start
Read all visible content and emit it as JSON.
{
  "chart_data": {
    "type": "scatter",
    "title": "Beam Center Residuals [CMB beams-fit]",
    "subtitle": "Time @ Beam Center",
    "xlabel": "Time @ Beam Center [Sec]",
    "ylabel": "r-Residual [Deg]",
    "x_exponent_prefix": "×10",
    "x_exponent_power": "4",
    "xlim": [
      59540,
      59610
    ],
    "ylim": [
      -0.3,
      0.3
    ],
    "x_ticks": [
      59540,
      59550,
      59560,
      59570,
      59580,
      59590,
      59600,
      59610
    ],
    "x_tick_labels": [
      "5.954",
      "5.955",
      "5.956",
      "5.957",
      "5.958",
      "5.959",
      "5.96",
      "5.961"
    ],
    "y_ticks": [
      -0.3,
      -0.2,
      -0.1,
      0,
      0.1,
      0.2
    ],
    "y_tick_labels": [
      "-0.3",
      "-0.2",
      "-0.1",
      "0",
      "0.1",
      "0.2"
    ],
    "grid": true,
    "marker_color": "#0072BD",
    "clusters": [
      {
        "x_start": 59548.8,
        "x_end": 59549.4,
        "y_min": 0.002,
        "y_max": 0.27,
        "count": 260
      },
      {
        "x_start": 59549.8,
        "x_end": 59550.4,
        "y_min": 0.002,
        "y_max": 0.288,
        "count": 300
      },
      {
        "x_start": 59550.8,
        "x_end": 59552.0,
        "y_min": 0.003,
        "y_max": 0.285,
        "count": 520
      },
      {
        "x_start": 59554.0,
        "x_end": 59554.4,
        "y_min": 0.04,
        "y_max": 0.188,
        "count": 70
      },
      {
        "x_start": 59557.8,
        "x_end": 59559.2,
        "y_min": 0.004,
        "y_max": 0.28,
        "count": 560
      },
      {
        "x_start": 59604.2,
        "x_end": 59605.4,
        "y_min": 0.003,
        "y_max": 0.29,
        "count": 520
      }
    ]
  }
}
end
▶ [Required work]
In the records above, find each line that holds the word "Center"; copy all such lines.

▶ [Solution for this exercise]
    "title": "Beam Center Residuals [CMB beams-fit]",
    "subtitle": "Time @ Beam Center",
    "xlabel": "Time @ Beam Center [Sec]",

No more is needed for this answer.